ENGLISH
  Güncelleme: 28/05/2009

2009-03-17 AB Bülteni

2009-03-17 AB Bülteni

 

Bülten No : 035 17 Mart 2009

DIŞ BASINDA
TÜRKİYE-AVRUPA BİRLİĞİ İLİŞKİLERİ

ALMANYA BASINI

Das Parlament: " Dokuz Yıl Kayıp":

"ASMUTH/SACH: Sayın Başkan, Türkiye'nin AB üyeliği konusuyla ilgili olarak uzun zamandır bir gelişme yaşanmadı. Acaba Türkiye ile ilgili son durum nedir?

PÖTTERİNG (AB Parlamentosu Başkanı) : Türkiye'nin muhtemel AB üyeliğiyle ilgili olarak farklı yaklaşımlar mevcuttur. AB devlet ve hükûmet başkanları, müzakerelerin başlaması doğrultusunda bir karar aldı. Bu nedenle mukavelelere bağlı kalmalıyız ve müzakerelere devam etmeliyiz. Avrupa Parlamentosunun çoğunluğu, Türkiye kriterleri yerine getirirse tam üye olmasından yanadır. Benim görüşüm ise şu şekildedir: Birlik, Türkiye'nin üyeliğini kaldırabilecek durumda değil, hem siyasi, hem ekonomik, hem de kültürel bakımdan. Bana göre, Türkiye ile imtiyazlı bir ortaklığa gidilmelidir." (Tobias Asmuth ve Annette Sach/16.03)

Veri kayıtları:
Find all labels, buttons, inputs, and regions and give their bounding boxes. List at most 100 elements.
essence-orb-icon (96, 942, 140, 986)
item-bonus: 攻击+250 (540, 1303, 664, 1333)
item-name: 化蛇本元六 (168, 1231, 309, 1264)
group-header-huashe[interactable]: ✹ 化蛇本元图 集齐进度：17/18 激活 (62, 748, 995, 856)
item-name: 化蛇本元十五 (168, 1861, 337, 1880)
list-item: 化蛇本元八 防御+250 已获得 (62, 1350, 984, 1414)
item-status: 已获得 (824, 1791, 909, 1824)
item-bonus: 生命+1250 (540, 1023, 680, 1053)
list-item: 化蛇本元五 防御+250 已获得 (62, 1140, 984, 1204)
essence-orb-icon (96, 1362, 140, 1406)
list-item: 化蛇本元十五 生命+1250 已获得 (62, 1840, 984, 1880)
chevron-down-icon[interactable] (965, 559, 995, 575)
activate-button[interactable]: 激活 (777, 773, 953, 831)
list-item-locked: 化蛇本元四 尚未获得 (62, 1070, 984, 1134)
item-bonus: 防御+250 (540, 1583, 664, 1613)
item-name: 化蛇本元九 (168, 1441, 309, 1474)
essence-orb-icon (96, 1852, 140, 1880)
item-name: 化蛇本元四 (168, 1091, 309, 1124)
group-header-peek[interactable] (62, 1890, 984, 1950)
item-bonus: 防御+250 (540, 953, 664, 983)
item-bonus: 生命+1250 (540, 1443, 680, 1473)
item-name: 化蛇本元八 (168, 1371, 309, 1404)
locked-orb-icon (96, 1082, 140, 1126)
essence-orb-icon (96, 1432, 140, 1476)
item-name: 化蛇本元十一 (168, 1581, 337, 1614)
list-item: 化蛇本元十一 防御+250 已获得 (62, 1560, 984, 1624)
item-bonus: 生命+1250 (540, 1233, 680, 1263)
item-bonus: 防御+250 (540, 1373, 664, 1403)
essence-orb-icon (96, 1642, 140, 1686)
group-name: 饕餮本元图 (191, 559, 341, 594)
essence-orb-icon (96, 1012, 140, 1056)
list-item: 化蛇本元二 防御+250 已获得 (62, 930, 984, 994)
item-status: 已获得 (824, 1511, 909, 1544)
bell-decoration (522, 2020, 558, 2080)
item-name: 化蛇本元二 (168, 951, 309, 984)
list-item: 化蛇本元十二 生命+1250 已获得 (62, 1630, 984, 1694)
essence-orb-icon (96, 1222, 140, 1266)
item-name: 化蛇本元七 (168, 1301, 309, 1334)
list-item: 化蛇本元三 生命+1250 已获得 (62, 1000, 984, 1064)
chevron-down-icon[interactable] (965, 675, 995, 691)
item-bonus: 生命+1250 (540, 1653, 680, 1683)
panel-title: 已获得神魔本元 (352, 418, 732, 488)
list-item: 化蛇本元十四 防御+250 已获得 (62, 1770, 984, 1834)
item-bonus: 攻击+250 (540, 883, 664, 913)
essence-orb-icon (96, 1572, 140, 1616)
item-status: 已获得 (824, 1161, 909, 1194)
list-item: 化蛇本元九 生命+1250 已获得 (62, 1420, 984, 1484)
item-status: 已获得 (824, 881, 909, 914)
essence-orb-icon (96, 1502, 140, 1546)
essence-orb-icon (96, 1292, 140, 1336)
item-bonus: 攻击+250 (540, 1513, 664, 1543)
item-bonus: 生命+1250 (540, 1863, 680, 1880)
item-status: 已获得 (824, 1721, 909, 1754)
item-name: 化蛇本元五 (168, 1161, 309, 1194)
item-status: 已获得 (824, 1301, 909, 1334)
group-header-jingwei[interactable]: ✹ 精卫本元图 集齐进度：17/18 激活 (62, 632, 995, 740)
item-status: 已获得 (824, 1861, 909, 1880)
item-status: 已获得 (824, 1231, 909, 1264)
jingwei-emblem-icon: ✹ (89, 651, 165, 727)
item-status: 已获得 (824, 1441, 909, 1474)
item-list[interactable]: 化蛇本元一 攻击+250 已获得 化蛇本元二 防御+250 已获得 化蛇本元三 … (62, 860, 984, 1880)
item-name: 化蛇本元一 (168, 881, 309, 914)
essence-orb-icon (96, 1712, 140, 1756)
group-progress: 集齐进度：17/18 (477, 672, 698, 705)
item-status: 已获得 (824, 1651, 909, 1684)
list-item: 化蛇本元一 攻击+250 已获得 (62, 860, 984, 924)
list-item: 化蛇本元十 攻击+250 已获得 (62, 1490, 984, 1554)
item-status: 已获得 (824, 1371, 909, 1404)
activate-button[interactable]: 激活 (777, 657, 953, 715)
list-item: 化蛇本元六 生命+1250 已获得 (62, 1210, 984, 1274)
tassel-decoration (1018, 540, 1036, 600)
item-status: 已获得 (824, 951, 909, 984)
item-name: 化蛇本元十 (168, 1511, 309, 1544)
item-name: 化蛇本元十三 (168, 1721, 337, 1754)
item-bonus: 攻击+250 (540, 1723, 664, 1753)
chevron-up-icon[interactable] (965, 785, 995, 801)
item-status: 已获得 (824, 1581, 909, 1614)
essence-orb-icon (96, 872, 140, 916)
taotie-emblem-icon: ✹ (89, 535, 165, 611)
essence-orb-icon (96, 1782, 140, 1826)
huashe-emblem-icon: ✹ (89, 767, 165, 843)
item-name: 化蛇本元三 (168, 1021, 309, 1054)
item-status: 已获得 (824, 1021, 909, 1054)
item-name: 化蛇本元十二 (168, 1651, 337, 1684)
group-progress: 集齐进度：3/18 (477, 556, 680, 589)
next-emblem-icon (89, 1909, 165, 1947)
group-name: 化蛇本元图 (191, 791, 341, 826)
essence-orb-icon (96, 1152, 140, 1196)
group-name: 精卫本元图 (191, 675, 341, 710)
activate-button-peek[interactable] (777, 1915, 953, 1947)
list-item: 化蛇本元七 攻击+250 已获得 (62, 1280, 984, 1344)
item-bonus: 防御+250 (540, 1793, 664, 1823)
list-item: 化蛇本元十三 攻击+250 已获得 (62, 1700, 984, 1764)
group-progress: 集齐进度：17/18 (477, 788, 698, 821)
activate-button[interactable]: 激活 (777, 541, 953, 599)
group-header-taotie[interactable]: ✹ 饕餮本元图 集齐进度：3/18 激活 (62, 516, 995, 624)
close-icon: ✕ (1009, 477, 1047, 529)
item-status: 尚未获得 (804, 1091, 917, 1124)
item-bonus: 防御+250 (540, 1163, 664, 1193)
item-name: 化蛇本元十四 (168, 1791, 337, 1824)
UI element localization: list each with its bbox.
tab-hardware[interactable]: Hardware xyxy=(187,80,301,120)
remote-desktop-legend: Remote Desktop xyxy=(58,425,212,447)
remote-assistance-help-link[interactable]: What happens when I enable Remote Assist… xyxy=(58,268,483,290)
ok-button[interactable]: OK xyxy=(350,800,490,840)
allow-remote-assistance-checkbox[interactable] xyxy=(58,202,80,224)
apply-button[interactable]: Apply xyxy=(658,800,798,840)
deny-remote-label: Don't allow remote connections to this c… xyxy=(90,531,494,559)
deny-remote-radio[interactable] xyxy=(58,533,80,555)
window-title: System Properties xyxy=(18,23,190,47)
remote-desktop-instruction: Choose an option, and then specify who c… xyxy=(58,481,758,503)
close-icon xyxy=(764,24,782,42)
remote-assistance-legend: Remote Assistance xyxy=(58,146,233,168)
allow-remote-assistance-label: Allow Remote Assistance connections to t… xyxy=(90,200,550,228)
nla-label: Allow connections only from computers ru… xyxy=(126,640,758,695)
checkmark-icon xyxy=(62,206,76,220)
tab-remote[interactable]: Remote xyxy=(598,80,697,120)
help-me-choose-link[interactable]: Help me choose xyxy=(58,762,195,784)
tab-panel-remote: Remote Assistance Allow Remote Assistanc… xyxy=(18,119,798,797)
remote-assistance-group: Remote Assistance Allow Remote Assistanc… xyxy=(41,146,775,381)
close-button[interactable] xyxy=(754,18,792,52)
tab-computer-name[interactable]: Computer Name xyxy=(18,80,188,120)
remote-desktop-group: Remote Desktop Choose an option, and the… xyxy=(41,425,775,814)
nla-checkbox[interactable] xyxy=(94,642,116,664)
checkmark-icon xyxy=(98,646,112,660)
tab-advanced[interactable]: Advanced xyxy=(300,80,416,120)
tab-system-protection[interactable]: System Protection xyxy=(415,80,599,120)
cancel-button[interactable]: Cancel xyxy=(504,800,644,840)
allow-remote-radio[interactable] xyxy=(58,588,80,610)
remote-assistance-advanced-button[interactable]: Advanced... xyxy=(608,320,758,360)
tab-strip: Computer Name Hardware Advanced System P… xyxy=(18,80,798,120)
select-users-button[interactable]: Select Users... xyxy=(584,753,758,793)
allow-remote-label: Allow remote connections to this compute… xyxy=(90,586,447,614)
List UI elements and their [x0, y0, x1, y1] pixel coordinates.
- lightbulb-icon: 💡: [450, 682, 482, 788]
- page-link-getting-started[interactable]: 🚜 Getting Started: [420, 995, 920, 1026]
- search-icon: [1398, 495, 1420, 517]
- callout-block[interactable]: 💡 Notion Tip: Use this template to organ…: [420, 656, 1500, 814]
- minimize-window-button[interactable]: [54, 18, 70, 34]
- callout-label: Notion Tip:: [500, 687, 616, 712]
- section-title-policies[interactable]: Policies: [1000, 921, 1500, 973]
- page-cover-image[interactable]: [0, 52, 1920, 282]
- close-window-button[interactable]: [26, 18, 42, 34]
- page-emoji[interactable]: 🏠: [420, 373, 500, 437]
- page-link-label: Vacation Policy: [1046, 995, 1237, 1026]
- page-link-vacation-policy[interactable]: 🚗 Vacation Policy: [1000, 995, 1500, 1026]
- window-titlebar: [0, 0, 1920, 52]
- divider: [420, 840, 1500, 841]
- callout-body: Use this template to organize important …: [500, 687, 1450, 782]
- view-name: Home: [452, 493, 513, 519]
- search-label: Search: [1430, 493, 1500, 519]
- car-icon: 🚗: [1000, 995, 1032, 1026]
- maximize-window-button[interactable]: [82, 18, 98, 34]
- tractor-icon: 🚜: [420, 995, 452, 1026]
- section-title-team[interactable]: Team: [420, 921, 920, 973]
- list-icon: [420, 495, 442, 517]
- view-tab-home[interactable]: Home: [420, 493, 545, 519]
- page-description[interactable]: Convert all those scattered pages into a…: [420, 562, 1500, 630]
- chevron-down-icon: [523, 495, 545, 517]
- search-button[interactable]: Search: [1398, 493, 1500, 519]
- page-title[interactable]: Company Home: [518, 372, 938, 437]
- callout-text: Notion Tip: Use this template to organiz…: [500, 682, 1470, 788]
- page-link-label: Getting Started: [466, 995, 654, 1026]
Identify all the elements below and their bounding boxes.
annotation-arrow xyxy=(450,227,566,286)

=== Görevler ===
• 1. Metni iki cümleyle özetleyin.
• 2. Kayıtların başından "item-name: 化蛇本元六 (168, 1231, 309, 1264)" ifadesini içeren satıra kadar uzanan satırları, iki uç da dâhil olmak üzere, boş satırları atlayarak numaralı liste hâlinde düzenleyin.

=== Görevlerin Cevapları ===
• 1. Das Parlament'te yayımlanan söyleşide AB Parlamentosu Başkanı Pöttering'e Türkiye'nin AB üyeliği konusundaki son durum sorulur. Pöttering, devlet ve hükûmet başkanlarının müzakerelerin başlaması yönünde karar aldığını, bu nedenle müzakerelere devam edilmesi gerektiğini ve Avrupa Parlamentosu çoğunluğunun kriterleri yerine getirmesi hâlinde Türkiye'nin tam üyeliğinden yana olduğunu belirtir; kendi görüşüne göre ise Birlik, Türkiye'nin üyeliğini kaldırabilecek durumda olmadığından Türkiye ile imtiyazlı bir ortaklığa gidilmelidir.

• 2.
1. Find all labels, buttons, inputs, and regions and give their bounding boxes. List at most 100 elements.
2. essence-orb-icon (96, 942, 140, 986)
3. item-bonus: 攻击+250 (540, 1303, 664, 1333)
4. item-name: 化蛇本元六 (168, 1231, 309, 1264)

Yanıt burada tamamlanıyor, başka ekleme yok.